● Goal of the exercise
Please extract and repeat the lines from the one containing "point — [120, 351, 126, 357]" through the one containing "y-tick-label: 3000 — [20, 312, 40, 322]", both included, with no changes.

● Excerpt from a dataset
-=-=-=-=-
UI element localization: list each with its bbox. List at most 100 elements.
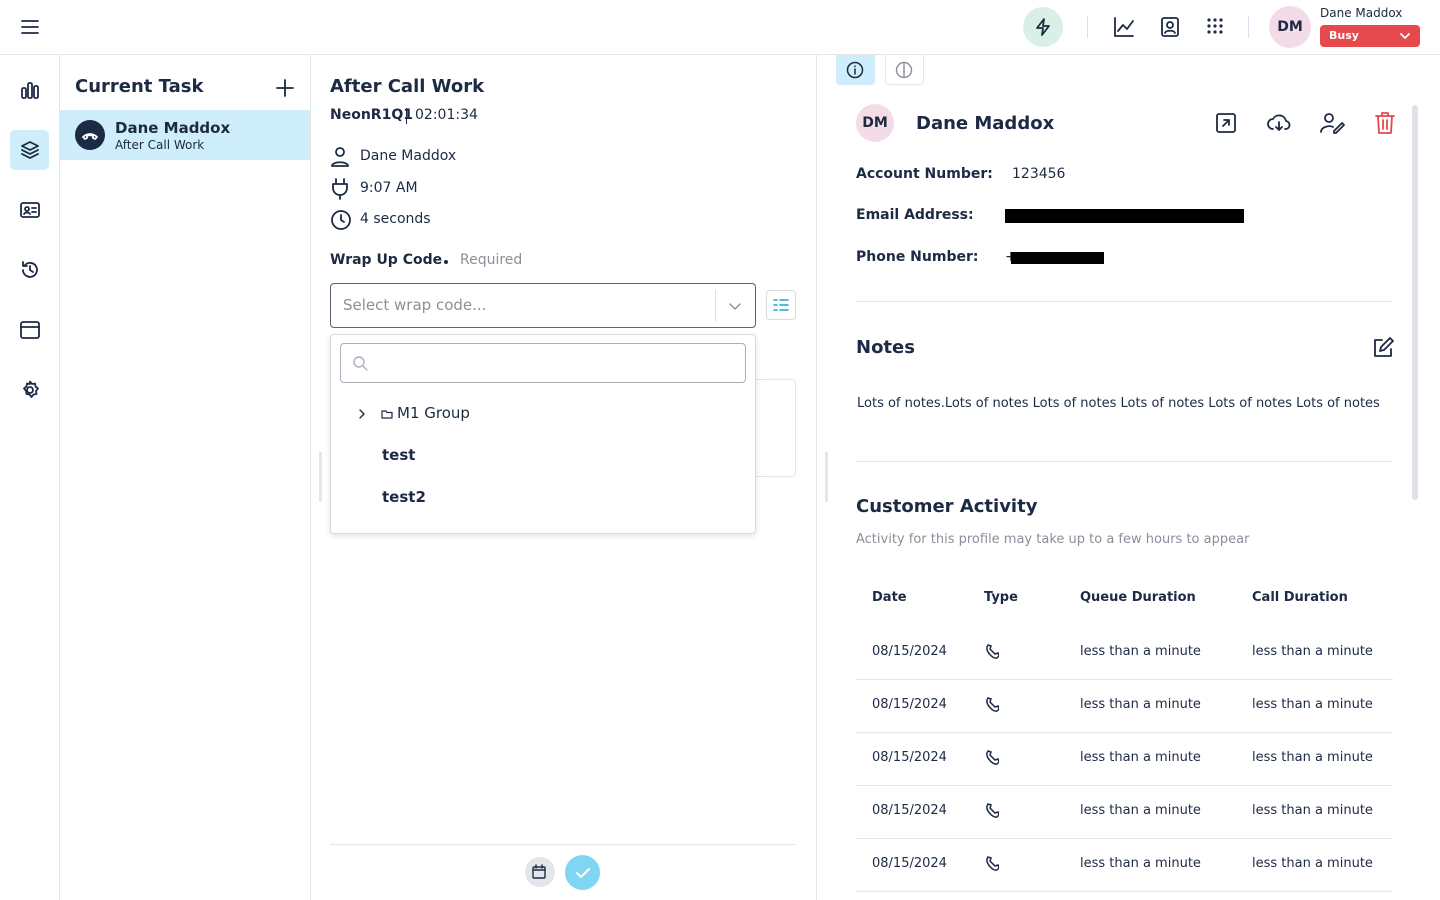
icon-shape	[1216, 113, 1236, 133]
column-header: Type	[984, 590, 1018, 605]
calendar-icon	[532, 864, 546, 879]
wrap-select[interactable]	[330, 283, 756, 328]
cell-call: less than a minute	[1252, 697, 1373, 712]
icon-shape	[773, 299, 789, 311]
status-dropdown[interactable]: Busy	[1320, 25, 1420, 47]
notes-text: Lots of notes.Lots of notes Lots of note…	[857, 396, 1380, 411]
schedule-button[interactable]	[525, 857, 555, 887]
icon-shape	[1207, 30, 1211, 34]
column-header: Queue Duration	[1080, 590, 1196, 605]
icon-shape	[332, 178, 348, 200]
call-type-icon	[985, 697, 1000, 713]
call-type-icon	[985, 803, 1000, 819]
table-row	[856, 786, 1393, 839]
nav-dashboard[interactable]	[20, 80, 40, 100]
redaction	[1005, 209, 1244, 223]
icon-shape	[22, 261, 38, 278]
icon-shape	[1374, 337, 1394, 357]
icon-shape	[1207, 18, 1211, 22]
column-header: Date	[872, 590, 907, 605]
add-task[interactable]	[275, 78, 295, 98]
duration: 4 seconds	[360, 211, 431, 227]
ai-tab[interactable]	[885, 55, 924, 85]
phone-icon	[986, 803, 1000, 818]
icon-shape	[20, 321, 40, 339]
delete-button[interactable]	[1374, 111, 1396, 135]
icon-shape	[335, 147, 345, 157]
icon-shape	[846, 61, 864, 79]
phone-icon	[986, 750, 1000, 765]
icon-shape	[532, 866, 546, 879]
cell-call: less than a minute	[1252, 803, 1373, 818]
stats-button[interactable]	[1113, 16, 1135, 38]
cell-date: 08/15/2024	[872, 750, 947, 765]
start-time: 9:07 AM	[360, 180, 418, 196]
icon-shape	[353, 356, 365, 368]
icon-shape	[381, 410, 393, 419]
open-button[interactable]	[1215, 112, 1237, 134]
expand-icon[interactable]	[357, 408, 367, 420]
icon-shape	[331, 161, 349, 167]
cell-date: 08/15/2024	[872, 644, 947, 659]
timer: 02:01:34	[415, 107, 478, 123]
contacts-button[interactable]	[1159, 16, 1181, 38]
icon-shape	[1213, 18, 1217, 22]
user-name: Dane Maddox	[1320, 6, 1403, 20]
footer-divider	[330, 844, 796, 845]
nav-settings[interactable]	[20, 380, 40, 400]
phone-icon	[986, 697, 1000, 712]
contact-name: Dane Maddox	[360, 148, 457, 164]
top-bar	[0, 0, 1440, 55]
code-list-button[interactable]	[766, 290, 796, 320]
download-button[interactable]	[1266, 112, 1292, 134]
phone-icon	[986, 856, 1000, 871]
option-group[interactable]: M1 Group	[397, 404, 470, 422]
cell-queue: less than a minute	[1080, 697, 1201, 712]
nav-browser[interactable]	[20, 320, 40, 340]
icon-shape	[729, 303, 741, 310]
icon-shape	[986, 697, 1000, 712]
icon-shape	[82, 133, 98, 140]
icon-shape	[359, 409, 365, 419]
nav-contacts[interactable]	[20, 200, 40, 220]
column-header: Call Duration	[1252, 590, 1348, 605]
select-placeholder: Select wrap code...	[343, 296, 487, 314]
panel-border	[816, 55, 817, 900]
check-icon	[576, 868, 590, 878]
edit-notes-button[interactable]	[1372, 337, 1394, 359]
icon-shape	[986, 856, 1000, 871]
edit-contact-button[interactable]	[1319, 111, 1347, 135]
plug-icon	[332, 178, 348, 200]
table-row	[856, 839, 1393, 892]
resize-handle[interactable]	[825, 452, 828, 502]
chevron	[729, 303, 741, 310]
icon-shape	[1219, 18, 1223, 22]
option[interactable]: test	[382, 446, 416, 464]
resize-handle[interactable]	[319, 452, 322, 502]
nav-tasks[interactable]	[20, 140, 40, 160]
divider	[715, 290, 716, 322]
task-name: Dane Maddox	[115, 119, 231, 137]
call-type-icon	[985, 644, 1000, 660]
divider	[856, 301, 1393, 302]
field-label: Account Number:	[856, 166, 993, 182]
icon-shape	[27, 82, 33, 99]
quick-action[interactable]	[1023, 7, 1063, 47]
nav-history[interactable]	[20, 260, 40, 280]
option[interactable]: test2	[382, 488, 426, 506]
menu-button[interactable]	[20, 17, 40, 37]
user-avatar[interactable]: DM	[1269, 6, 1311, 48]
phone-icon	[986, 644, 1000, 659]
complete-button[interactable]	[565, 855, 600, 890]
hangup-icon	[82, 133, 98, 140]
dropdown-menu: M1 Group test test2	[330, 334, 756, 534]
table-row	[856, 680, 1393, 733]
search-input[interactable]	[340, 343, 746, 383]
icon-shape	[1164, 29, 1176, 34]
task-status: After Call Work	[115, 138, 205, 152]
scrollbar[interactable]	[1412, 105, 1418, 500]
profile-name: Dane Maddox	[916, 113, 1055, 134]
dialpad-button[interactable]	[1204, 16, 1226, 38]
bolt-icon	[1036, 18, 1050, 36]
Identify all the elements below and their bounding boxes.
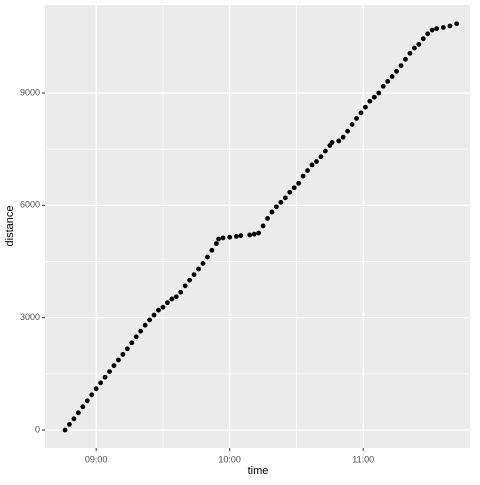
point — [120, 351, 126, 357]
point — [376, 90, 382, 96]
point — [98, 380, 104, 386]
point — [274, 204, 279, 210]
point — [380, 83, 386, 89]
x-axis-label: time — [248, 465, 269, 477]
point — [256, 230, 262, 236]
x-tick-label: 10:00 — [218, 454, 241, 464]
point — [385, 78, 391, 84]
y-tick-label: 0 — [35, 424, 40, 434]
y-tick-label: 3000 — [20, 312, 40, 322]
point — [411, 45, 417, 51]
point — [336, 138, 342, 144]
y-axis-label: distance — [4, 206, 16, 247]
point — [156, 307, 161, 313]
point — [111, 363, 117, 369]
point — [322, 148, 328, 154]
point — [394, 68, 399, 74]
point — [102, 374, 108, 380]
point — [142, 322, 148, 328]
point — [291, 185, 297, 191]
point — [340, 134, 346, 140]
point — [133, 334, 139, 340]
x-tick-label: 11:00 — [352, 454, 374, 464]
point — [124, 346, 130, 352]
point — [367, 98, 373, 104]
point — [434, 26, 440, 31]
point — [196, 266, 201, 272]
point — [287, 189, 293, 195]
point — [416, 41, 422, 47]
point — [80, 404, 86, 410]
point — [84, 398, 90, 404]
point — [216, 236, 221, 242]
point — [314, 159, 319, 164]
x-tick-label: 09:00 — [85, 454, 108, 464]
point — [296, 180, 302, 186]
point — [318, 154, 324, 160]
point — [238, 233, 244, 239]
point — [187, 277, 193, 283]
point — [213, 241, 219, 246]
point — [200, 260, 206, 266]
point — [233, 234, 239, 239]
point — [67, 422, 72, 427]
point — [282, 195, 288, 201]
point — [358, 110, 364, 116]
point — [93, 386, 99, 392]
point — [227, 234, 233, 240]
point — [309, 162, 315, 168]
y-tick-label: 6000 — [20, 200, 40, 210]
point — [371, 94, 377, 100]
point — [429, 27, 435, 33]
point — [329, 140, 335, 145]
point — [345, 128, 351, 134]
point — [354, 116, 359, 121]
point — [265, 216, 270, 221]
point — [349, 122, 355, 127]
point — [247, 232, 253, 238]
y-tick-label: 9000 — [20, 87, 40, 97]
point — [116, 357, 121, 363]
point — [300, 173, 306, 179]
point — [425, 31, 431, 37]
point — [164, 300, 170, 306]
point — [160, 304, 166, 310]
point — [191, 272, 197, 278]
point — [89, 392, 95, 398]
point — [260, 223, 266, 229]
point — [62, 427, 68, 433]
point — [205, 254, 210, 260]
point — [71, 416, 77, 422]
point — [403, 56, 408, 62]
point — [147, 317, 152, 323]
panel — [45, 5, 470, 448]
point — [75, 410, 81, 416]
point — [363, 104, 368, 110]
point — [251, 231, 257, 237]
point — [169, 296, 175, 302]
point — [129, 340, 135, 346]
point — [107, 369, 112, 375]
point — [305, 168, 310, 173]
point — [420, 36, 426, 42]
point — [454, 21, 460, 27]
point — [407, 50, 413, 56]
point — [178, 289, 184, 295]
point — [269, 209, 275, 215]
point — [173, 294, 179, 300]
point — [220, 235, 226, 241]
point — [447, 23, 453, 29]
point — [389, 74, 395, 79]
point — [138, 328, 144, 334]
point — [398, 63, 404, 69]
point — [278, 199, 284, 205]
point — [209, 247, 215, 253]
point — [182, 283, 188, 289]
point — [151, 312, 157, 318]
point — [440, 25, 446, 30]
-=-=-=-=-
● Result below
point — [120, 351, 126, 357]
point — [376, 90, 382, 96]
point — [98, 380, 104, 386]
point — [274, 204, 279, 210]
point — [380, 83, 386, 89]
x-axis-label: time — [248, 465, 269, 477]
point — [256, 230, 262, 236]
x-tick-label: 10:00 — [218, 454, 241, 464]
point — [385, 78, 391, 84]
y-tick-label: 0 — [35, 424, 40, 434]
y-tick-label: 3000 — [20, 312, 40, 322]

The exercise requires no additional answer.